▸ **Provided data**

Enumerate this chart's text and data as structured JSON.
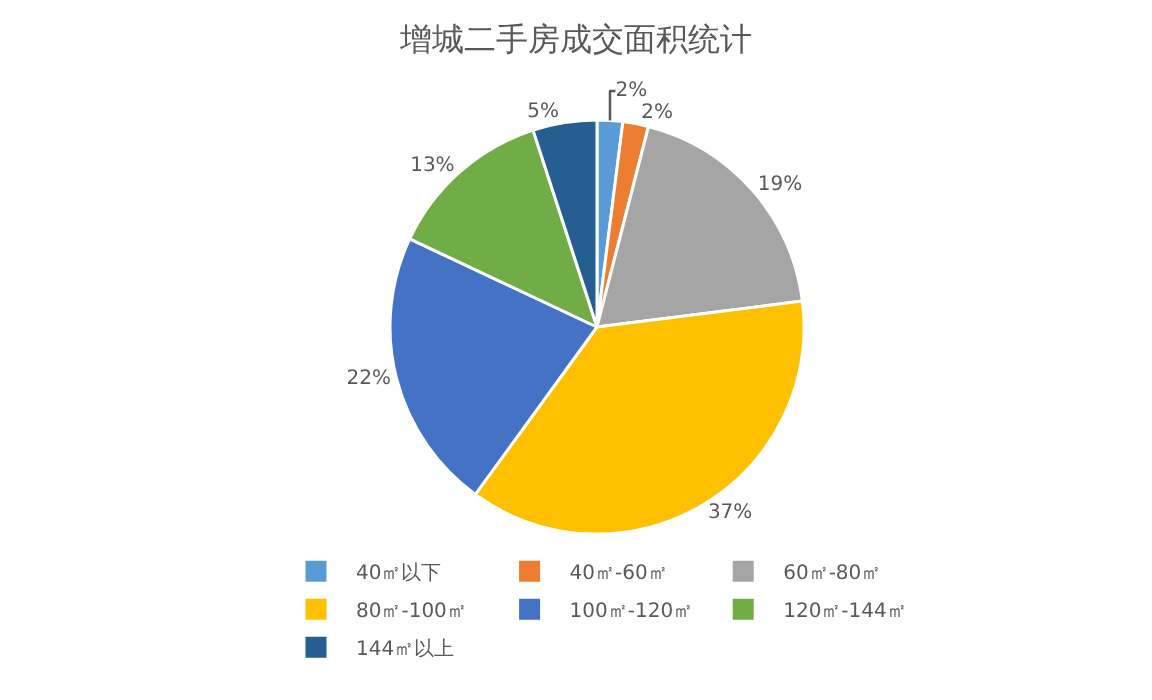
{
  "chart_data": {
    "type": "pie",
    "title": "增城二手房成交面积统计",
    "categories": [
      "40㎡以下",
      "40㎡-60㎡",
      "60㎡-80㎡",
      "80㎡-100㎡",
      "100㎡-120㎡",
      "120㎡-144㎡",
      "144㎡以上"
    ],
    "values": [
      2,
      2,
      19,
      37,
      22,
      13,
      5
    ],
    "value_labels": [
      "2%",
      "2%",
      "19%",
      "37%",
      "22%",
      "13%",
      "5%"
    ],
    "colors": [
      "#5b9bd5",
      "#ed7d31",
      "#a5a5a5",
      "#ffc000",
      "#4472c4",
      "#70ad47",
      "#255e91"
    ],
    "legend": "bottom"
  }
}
* * *
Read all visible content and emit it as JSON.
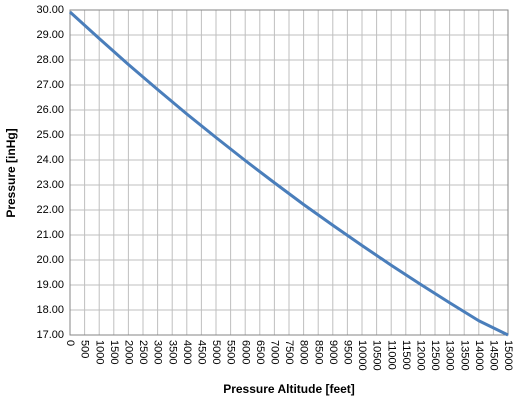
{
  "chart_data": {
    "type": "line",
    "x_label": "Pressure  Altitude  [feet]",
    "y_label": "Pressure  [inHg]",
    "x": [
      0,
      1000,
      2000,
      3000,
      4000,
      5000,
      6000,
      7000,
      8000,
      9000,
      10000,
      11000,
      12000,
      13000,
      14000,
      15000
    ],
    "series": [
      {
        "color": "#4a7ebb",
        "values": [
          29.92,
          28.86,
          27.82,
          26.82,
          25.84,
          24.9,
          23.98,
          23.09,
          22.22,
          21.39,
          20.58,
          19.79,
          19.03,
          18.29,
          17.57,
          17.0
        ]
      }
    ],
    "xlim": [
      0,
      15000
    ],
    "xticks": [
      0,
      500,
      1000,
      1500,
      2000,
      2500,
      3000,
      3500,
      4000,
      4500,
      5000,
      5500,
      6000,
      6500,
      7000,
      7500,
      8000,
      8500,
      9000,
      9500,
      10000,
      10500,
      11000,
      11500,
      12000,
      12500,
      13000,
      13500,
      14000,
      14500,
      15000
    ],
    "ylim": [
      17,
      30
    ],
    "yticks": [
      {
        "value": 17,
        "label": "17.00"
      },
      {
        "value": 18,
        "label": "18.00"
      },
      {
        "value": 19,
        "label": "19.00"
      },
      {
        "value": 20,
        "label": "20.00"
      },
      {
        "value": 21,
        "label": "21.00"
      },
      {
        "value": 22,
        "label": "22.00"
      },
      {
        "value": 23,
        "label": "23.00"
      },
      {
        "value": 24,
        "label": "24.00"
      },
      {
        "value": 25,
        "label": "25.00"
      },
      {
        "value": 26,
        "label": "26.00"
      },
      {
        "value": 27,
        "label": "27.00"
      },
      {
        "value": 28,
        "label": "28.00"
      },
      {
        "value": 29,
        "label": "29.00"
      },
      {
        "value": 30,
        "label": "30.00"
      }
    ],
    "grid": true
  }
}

▸ **The problem**
Select all lines in the listing above where the word "Pressure" appears, and show them.

▸ **Task solution**
    "x_label": "Pressure  Altitude  [feet]",
    "y_label": "Pressure  [inHg]",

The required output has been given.